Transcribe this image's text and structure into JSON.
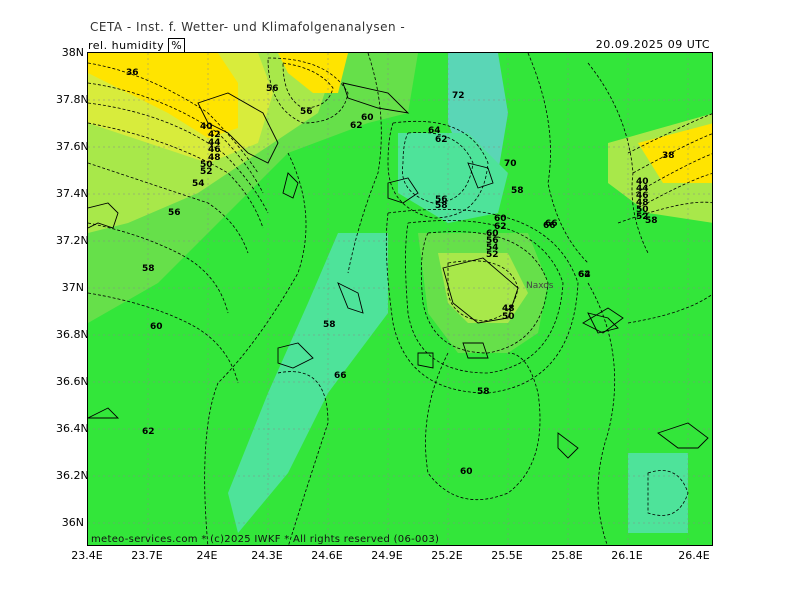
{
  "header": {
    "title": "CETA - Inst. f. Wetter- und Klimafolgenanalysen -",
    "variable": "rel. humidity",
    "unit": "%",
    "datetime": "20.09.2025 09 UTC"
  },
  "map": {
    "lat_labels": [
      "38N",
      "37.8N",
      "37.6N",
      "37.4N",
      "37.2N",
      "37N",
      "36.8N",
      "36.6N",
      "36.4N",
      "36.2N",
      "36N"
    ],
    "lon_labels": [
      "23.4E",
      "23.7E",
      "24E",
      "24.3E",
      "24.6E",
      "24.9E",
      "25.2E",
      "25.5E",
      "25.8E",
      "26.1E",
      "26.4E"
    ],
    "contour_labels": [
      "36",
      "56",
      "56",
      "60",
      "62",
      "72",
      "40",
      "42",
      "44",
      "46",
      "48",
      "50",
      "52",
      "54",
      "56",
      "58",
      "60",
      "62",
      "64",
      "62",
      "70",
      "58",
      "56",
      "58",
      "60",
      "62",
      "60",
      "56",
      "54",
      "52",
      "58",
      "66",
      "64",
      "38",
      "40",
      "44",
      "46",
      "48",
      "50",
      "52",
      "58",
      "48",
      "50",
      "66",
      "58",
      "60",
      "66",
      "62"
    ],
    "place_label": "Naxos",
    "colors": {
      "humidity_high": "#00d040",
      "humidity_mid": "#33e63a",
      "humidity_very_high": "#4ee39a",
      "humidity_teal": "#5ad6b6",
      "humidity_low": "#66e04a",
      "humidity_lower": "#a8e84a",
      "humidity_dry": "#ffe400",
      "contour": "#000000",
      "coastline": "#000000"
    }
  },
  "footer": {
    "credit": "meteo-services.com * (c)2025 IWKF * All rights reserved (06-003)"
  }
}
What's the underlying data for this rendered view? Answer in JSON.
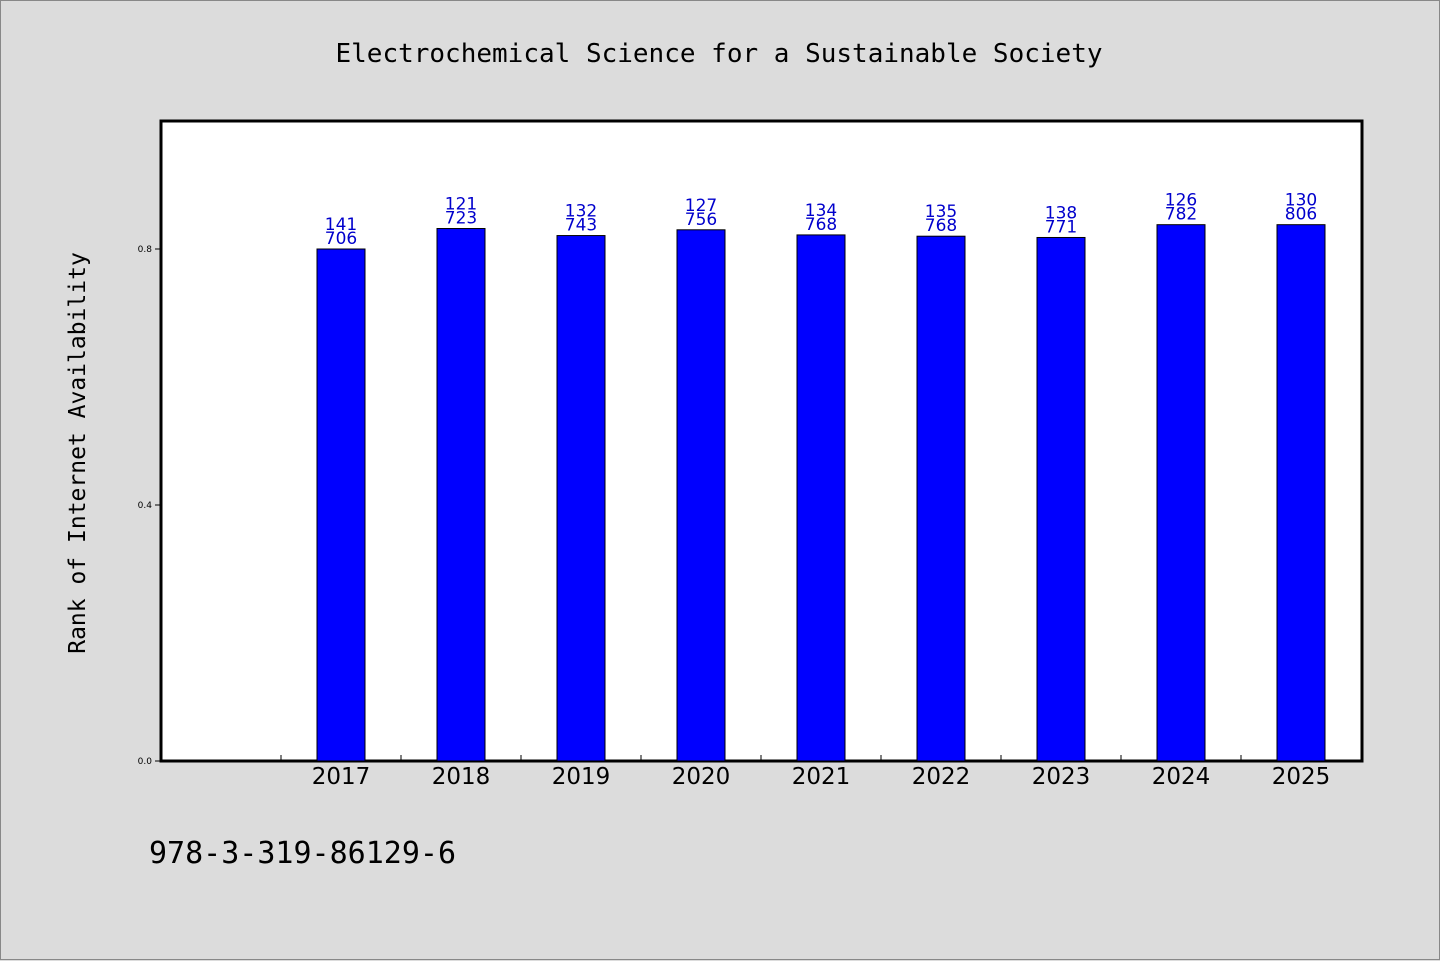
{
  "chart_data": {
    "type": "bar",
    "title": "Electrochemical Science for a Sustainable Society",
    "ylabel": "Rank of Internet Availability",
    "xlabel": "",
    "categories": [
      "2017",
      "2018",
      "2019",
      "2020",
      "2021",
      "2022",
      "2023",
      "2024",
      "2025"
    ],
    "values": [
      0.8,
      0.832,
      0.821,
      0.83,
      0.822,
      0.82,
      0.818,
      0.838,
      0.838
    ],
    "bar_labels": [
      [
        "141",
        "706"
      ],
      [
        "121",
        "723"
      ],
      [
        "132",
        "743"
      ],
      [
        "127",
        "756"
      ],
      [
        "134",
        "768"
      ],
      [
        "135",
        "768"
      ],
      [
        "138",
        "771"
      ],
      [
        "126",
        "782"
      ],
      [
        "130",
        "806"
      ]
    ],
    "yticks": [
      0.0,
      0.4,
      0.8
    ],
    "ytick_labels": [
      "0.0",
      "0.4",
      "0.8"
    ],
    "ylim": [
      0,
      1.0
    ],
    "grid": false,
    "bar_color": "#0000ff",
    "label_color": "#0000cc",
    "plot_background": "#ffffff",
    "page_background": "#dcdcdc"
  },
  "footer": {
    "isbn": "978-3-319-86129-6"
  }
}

---*---

**What is required:** From the listing, copy each line containing the word "this".

**Solved problem:**
Transcribe this image's text and structure into JSON.
What's the underlying data for this rendered view? Answer in JSON.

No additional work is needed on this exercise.